◆ **WHAT YOU ARE ASKED TO DO**: Tally the lines that contain "Operations" and report the total alone.

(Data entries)
= = = = =
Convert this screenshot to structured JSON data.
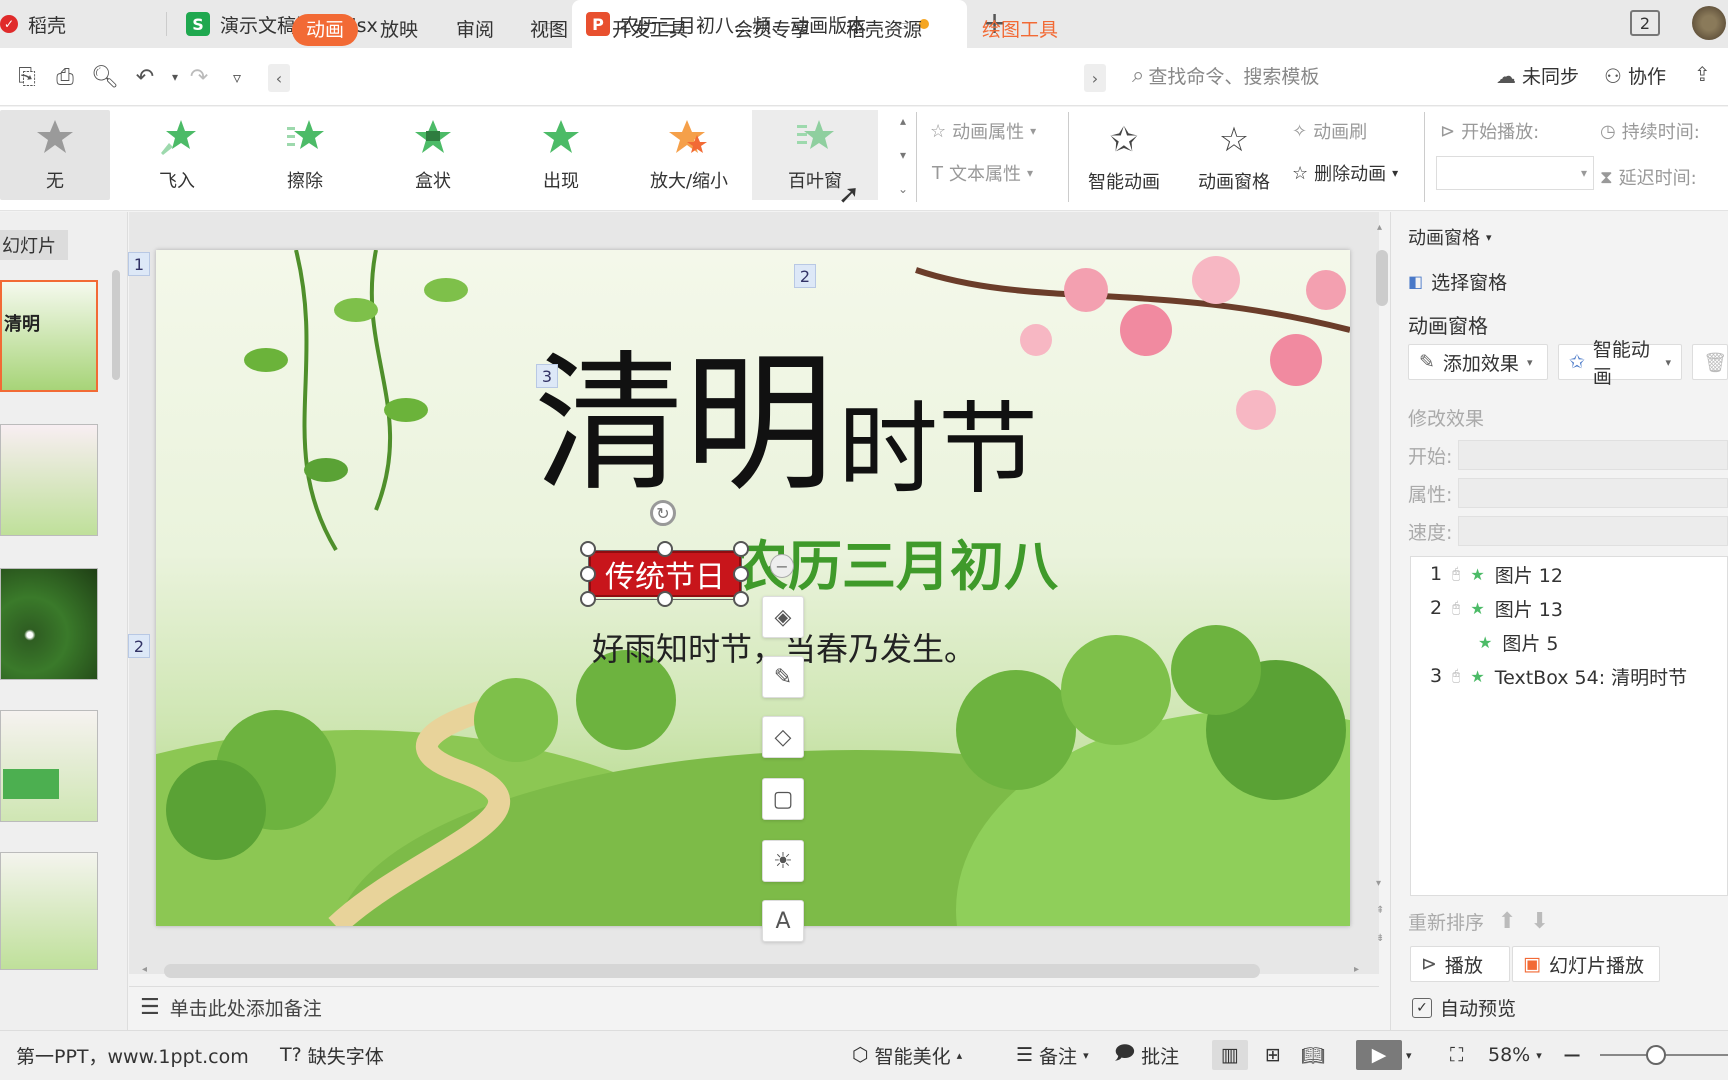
{
  "tabs": [
    {
      "label": "稻壳",
      "icon": "wps-icon",
      "color": "#e02b2b"
    },
    {
      "label": "演示文稿流程.xlsx",
      "icon": "S",
      "color": "#1fa84f"
    },
    {
      "label": "农历三月初八...频、动画版本",
      "icon": "P",
      "color": "#e8502f"
    }
  ],
  "window_badge": "2",
  "menu": {
    "items": [
      "动画",
      "放映",
      "审阅",
      "视图",
      "开发工具",
      "会员专享",
      "稻壳资源",
      "绘图工具"
    ],
    "active": "动画",
    "search_placeholder": "查找命令、搜索模板",
    "sync": "未同步",
    "collab": "协作"
  },
  "ribbon": {
    "animations": [
      "无",
      "飞入",
      "擦除",
      "盒状",
      "出现",
      "放大/缩小",
      "百叶窗"
    ],
    "anim_props": "动画属性",
    "text_props": "文本属性",
    "smart_anim": "智能动画",
    "anim_pane": "动画窗格",
    "anim_brush": "动画刷",
    "delete_anim": "删除动画",
    "start_play": "开始播放:",
    "duration": "持续时间:",
    "delay": "延迟时间:"
  },
  "left_panel": {
    "header": "幻灯片"
  },
  "slide": {
    "title_big": "清明",
    "title_small": "时节",
    "tag": "传统节日",
    "subtitle": "农历三月初八",
    "poem": "好雨知时节，当春乃发生。",
    "markers": [
      "1",
      "2",
      "3",
      "2"
    ]
  },
  "notes_placeholder": "单击此处添加备注",
  "right_pane": {
    "dropdown": "动画窗格",
    "select_pane": "选择窗格",
    "title": "动画窗格",
    "add_effect": "添加效果",
    "smart_anim": "智能动画",
    "modify": "修改效果",
    "start": "开始:",
    "property": "属性:",
    "speed": "速度:",
    "list": [
      {
        "num": "1",
        "name": "图片 12"
      },
      {
        "num": "2",
        "name": "图片 13"
      },
      {
        "num": "",
        "name": "图片 5"
      },
      {
        "num": "3",
        "name": "TextBox 54: 清明时节"
      }
    ],
    "reorder": "重新排序",
    "play": "播放",
    "slideshow": "幻灯片播放",
    "auto_preview": "自动预览"
  },
  "status": {
    "source": "第一PPT，www.1ppt.com",
    "missing_font": "缺失字体",
    "beautify": "智能美化",
    "notes": "备注",
    "comment": "批注",
    "zoom": "58%"
  }
}
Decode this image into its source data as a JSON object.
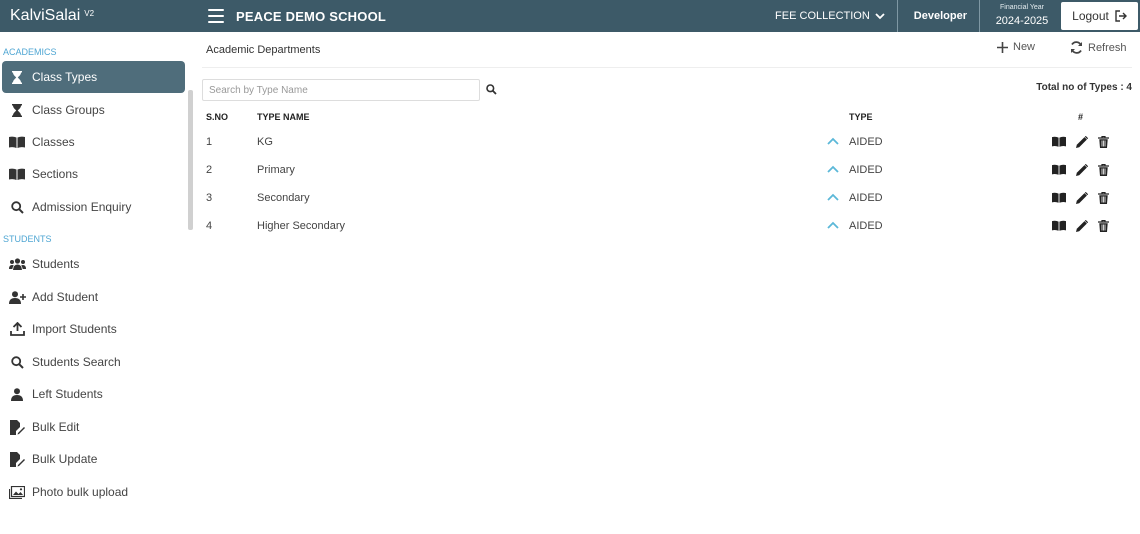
{
  "app": {
    "name": "KalviSalai",
    "version": "V2",
    "school": "PEACE DEMO SCHOOL"
  },
  "header": {
    "fee_menu": "FEE COLLECTION",
    "user": "Developer",
    "fy_label": "Financial Year",
    "fy_value": "2024-2025",
    "logout": "Logout"
  },
  "sidebar": {
    "sections": [
      {
        "title": "ACADEMICS",
        "items": [
          {
            "label": "Class Types",
            "icon": "hourglass-icon",
            "active": true
          },
          {
            "label": "Class Groups",
            "icon": "hourglass-icon"
          },
          {
            "label": "Classes",
            "icon": "book-icon"
          },
          {
            "label": "Sections",
            "icon": "book-icon"
          },
          {
            "label": "Admission Enquiry",
            "icon": "search-icon"
          }
        ]
      },
      {
        "title": "STUDENTS",
        "items": [
          {
            "label": "Students",
            "icon": "users-icon"
          },
          {
            "label": "Add Student",
            "icon": "user-plus-icon"
          },
          {
            "label": "Import Students",
            "icon": "upload-icon"
          },
          {
            "label": "Students Search",
            "icon": "search-icon"
          },
          {
            "label": "Left Students",
            "icon": "user-icon"
          },
          {
            "label": "Bulk Edit",
            "icon": "file-edit-icon"
          },
          {
            "label": "Bulk Update",
            "icon": "file-edit-icon"
          },
          {
            "label": "Photo bulk upload",
            "icon": "image-icon"
          }
        ]
      }
    ]
  },
  "main": {
    "title": "Academic Departments",
    "new_label": "New",
    "refresh_label": "Refresh",
    "search_placeholder": "Search by Type Name",
    "total": "Total no of Types : 4",
    "columns": {
      "sno": "S.NO",
      "name": "TYPE NAME",
      "type": "TYPE",
      "actions": "#"
    },
    "rows": [
      {
        "sno": "1",
        "name": "KG",
        "type": "AIDED"
      },
      {
        "sno": "2",
        "name": "Primary",
        "type": "AIDED"
      },
      {
        "sno": "3",
        "name": "Secondary",
        "type": "AIDED"
      },
      {
        "sno": "4",
        "name": "Higher Secondary",
        "type": "AIDED"
      }
    ]
  },
  "colors": {
    "topbar": "#3d5a68",
    "active": "#4f6d7b",
    "section": "#4fa6d3",
    "chevron": "#5bb8d8"
  }
}
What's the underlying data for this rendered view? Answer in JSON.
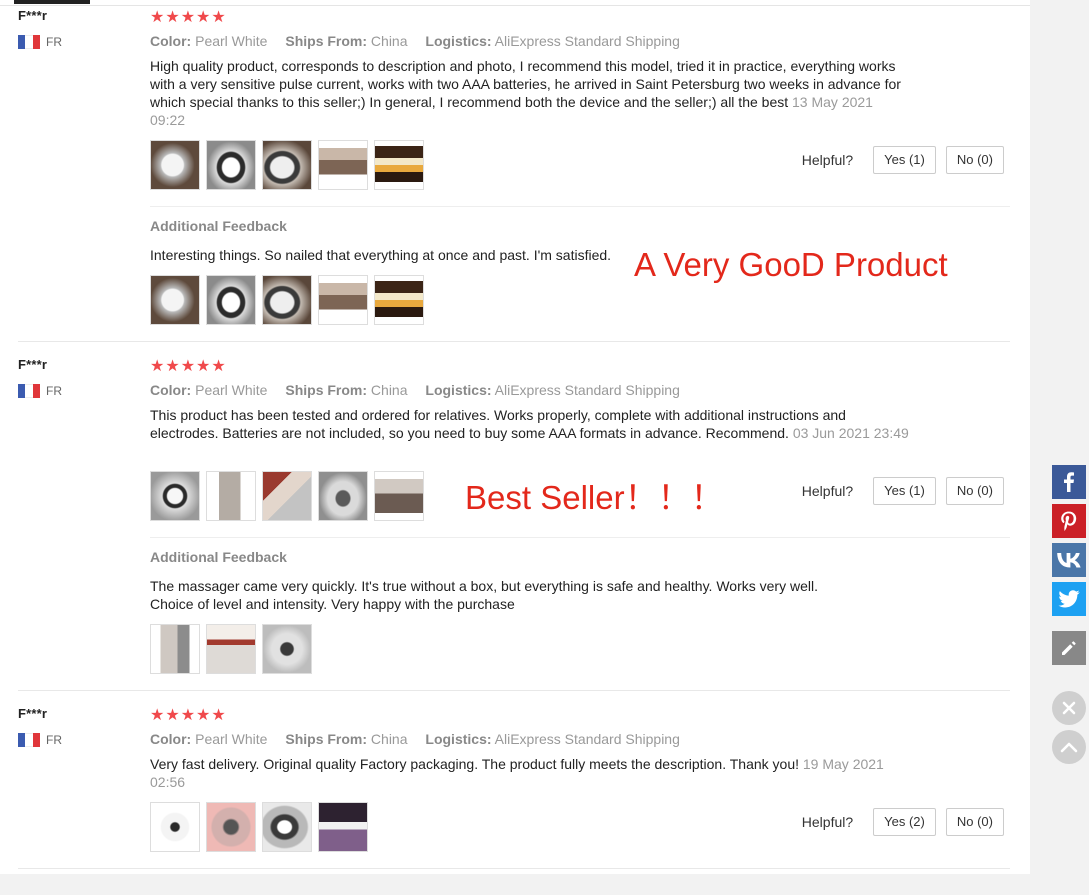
{
  "reviews": [
    {
      "user": "F***r",
      "country": "FR",
      "color_label": "Color:",
      "color_value": "Pearl White",
      "ships_label": "Ships From:",
      "ships_value": "China",
      "logistics_label": "Logistics:",
      "logistics_value": "AliExpress Standard Shipping",
      "text": "High quality product, corresponds to description and photo, I recommend this model, tried it in practice, everything works with a very sensitive pulse current, works with two AAA batteries, he arrived in Saint Petersburg two weeks in advance for which special thanks to this seller;) In general, I recommend both the device and the seller;) all the best",
      "date": "13 May 2021 09:22",
      "helpful_label": "Helpful?",
      "yes_label": "Yes (1)",
      "no_label": "No (0)",
      "additional_title": "Additional Feedback",
      "additional_text": "Interesting things. So nailed that everything at once and past. I'm satisfied."
    },
    {
      "user": "F***r",
      "country": "FR",
      "color_label": "Color:",
      "color_value": "Pearl White",
      "ships_label": "Ships From:",
      "ships_value": "China",
      "logistics_label": "Logistics:",
      "logistics_value": "AliExpress Standard Shipping",
      "text": "This product has been tested and ordered for relatives. Works properly, complete with additional instructions and electrodes. Batteries are not included, so you need to buy some AAA formats in advance. Recommend.",
      "date": "03 Jun 2021 23:49",
      "helpful_label": "Helpful?",
      "yes_label": "Yes (1)",
      "no_label": "No (0)",
      "additional_title": "Additional Feedback",
      "additional_text_1": "The massager came very quickly. It's true without a box, but everything is safe and healthy. Works very well.",
      "additional_text_2": "Choice of level and intensity. Very happy with the purchase"
    },
    {
      "user": "F***r",
      "country": "FR",
      "color_label": "Color:",
      "color_value": "Pearl White",
      "ships_label": "Ships From:",
      "ships_value": "China",
      "logistics_label": "Logistics:",
      "logistics_value": "AliExpress Standard Shipping",
      "text": "Very fast delivery. Original quality Factory packaging. The product fully meets the description. Thank you!",
      "date": "19 May 2021 02:56",
      "helpful_label": "Helpful?",
      "yes_label": "Yes (2)",
      "no_label": "No (0)"
    }
  ],
  "overlays": {
    "promo_1": "A Very GooD Product",
    "promo_2": "Best Seller！！！"
  },
  "rating": {
    "stars": 5,
    "max": 5
  },
  "colors": {
    "star": "#f0494b",
    "promo": "#e3281b",
    "facebook": "#3b5998",
    "pinterest": "#cb2027",
    "vk": "#4a76a8",
    "twitter": "#1da1f2",
    "edit": "#888888"
  },
  "icons": [
    "facebook-icon",
    "pinterest-icon",
    "vk-icon",
    "twitter-icon",
    "edit-icon",
    "close-icon",
    "scroll-top-icon"
  ]
}
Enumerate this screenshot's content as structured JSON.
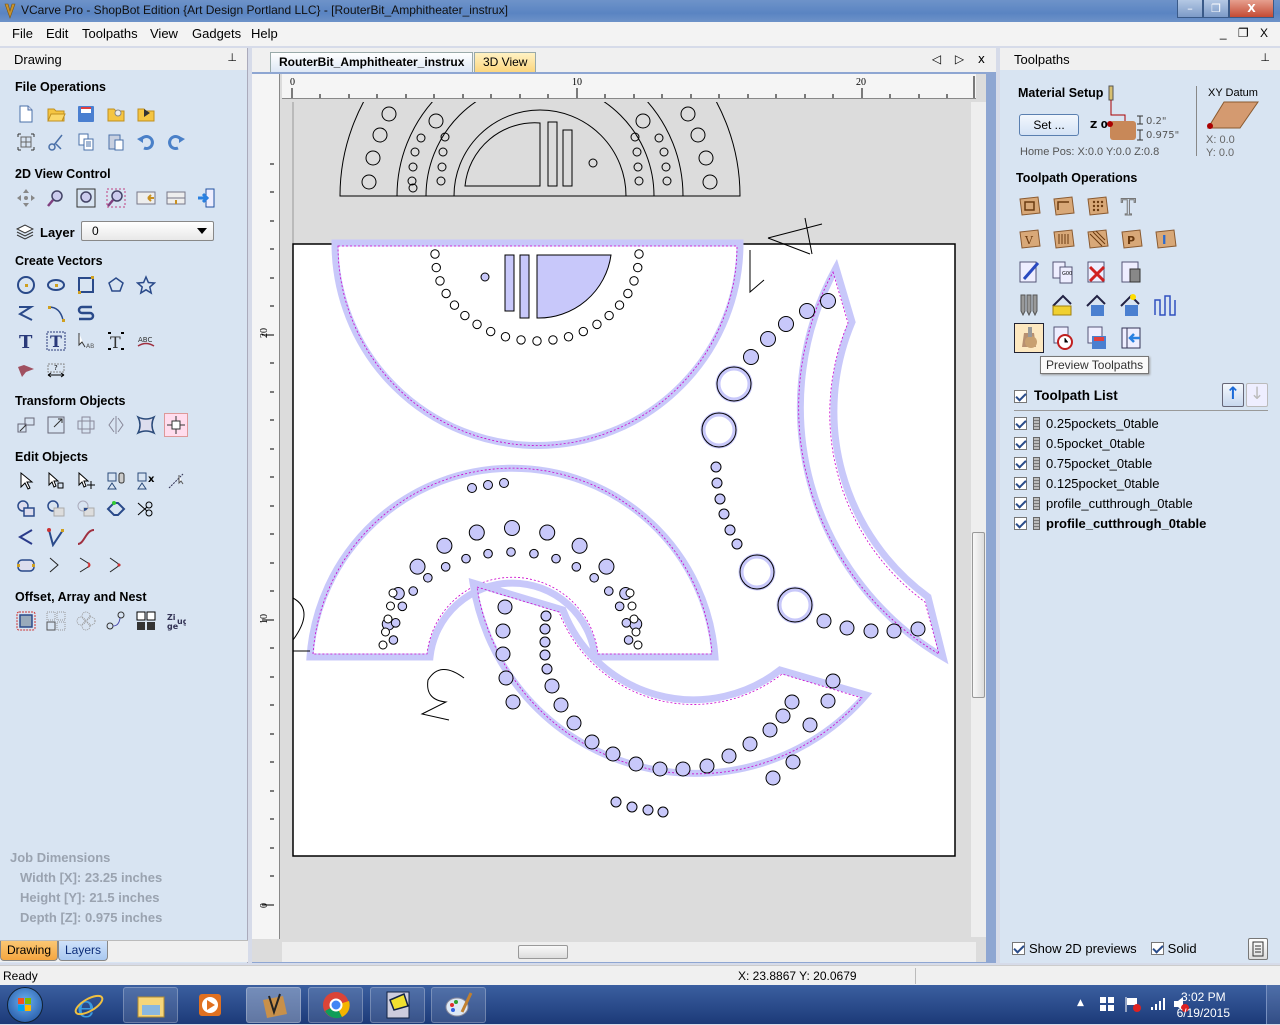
{
  "window": {
    "title": "VCarve Pro - ShopBot Edition {Art Design Portland LLC} - [RouterBit_Amphitheater_instrux]",
    "buttons": {
      "minimize": "–",
      "maximize": "❐",
      "close": "X"
    }
  },
  "menubar": {
    "items": [
      "File",
      "Edit",
      "Toolpaths",
      "View",
      "Gadgets",
      "Help"
    ],
    "mdi_controls": "_ ❐ X"
  },
  "left_panel": {
    "title": "Drawing",
    "pin": "⊥",
    "sections": {
      "file_operations": "File Operations",
      "view_control": "2D View Control",
      "create_vectors": "Create Vectors",
      "transform_objects": "Transform Objects",
      "edit_objects": "Edit Objects",
      "offset_array_nest": "Offset, Array and Nest"
    },
    "layer_label": "Layer",
    "layer_value": "0",
    "job_dimensions": {
      "title": "Job Dimensions",
      "width": "Width  [X]: 23.25 inches",
      "height": "Height [Y]: 21.5 inches",
      "depth": "Depth  [Z]: 0.975 inches"
    },
    "tabs": [
      "Drawing",
      "Layers"
    ]
  },
  "document": {
    "tabs": [
      "RouterBit_Amphitheater_instrux",
      "3D View"
    ],
    "nav": "◁ ▷ x",
    "ruler_h_labels": [
      "0",
      "10",
      "20"
    ],
    "ruler_v_labels": [
      "20",
      "10",
      "0"
    ]
  },
  "right_panel": {
    "title": "Toolpaths",
    "material_setup": {
      "title": "Material Setup",
      "set_button": "Set ...",
      "z0_label": "Z 0",
      "clearance": "0.2\"",
      "thickness": "0.975\"",
      "home_pos": "Home Pos:   X:0.0 Y:0.0 Z:0.8"
    },
    "xy_datum": {
      "title": "XY Datum",
      "x": "X: 0.0",
      "y": "Y: 0.0"
    },
    "toolpath_operations_title": "Toolpath Operations",
    "tooltip": "Preview Toolpaths",
    "toolpath_list": {
      "title": "Toolpath List",
      "items": [
        {
          "name": "0.25pockets_0table",
          "checked": true
        },
        {
          "name": "0.5pocket_0table",
          "checked": true
        },
        {
          "name": "0.75pocket_0table",
          "checked": true
        },
        {
          "name": "0.125pocket_0table",
          "checked": true
        },
        {
          "name": "profile_cutthrough_0table",
          "checked": true
        },
        {
          "name": "profile_cutthrough_0table",
          "checked": true
        }
      ]
    },
    "show_2d_previews": "Show 2D previews",
    "solid": "Solid"
  },
  "statusbar": {
    "status": "Ready",
    "coords": "X: 23.8867 Y: 20.0679"
  },
  "taskbar": {
    "time": "3:02 PM",
    "date": "6/19/2015"
  },
  "colors": {
    "toolpath_fill": "#c8c8fa",
    "toolpath_line": "#cc00cc",
    "panel_bg": "#d8e4f2"
  }
}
= = = = =
◆ **ANSWER TO THE TASK**: 2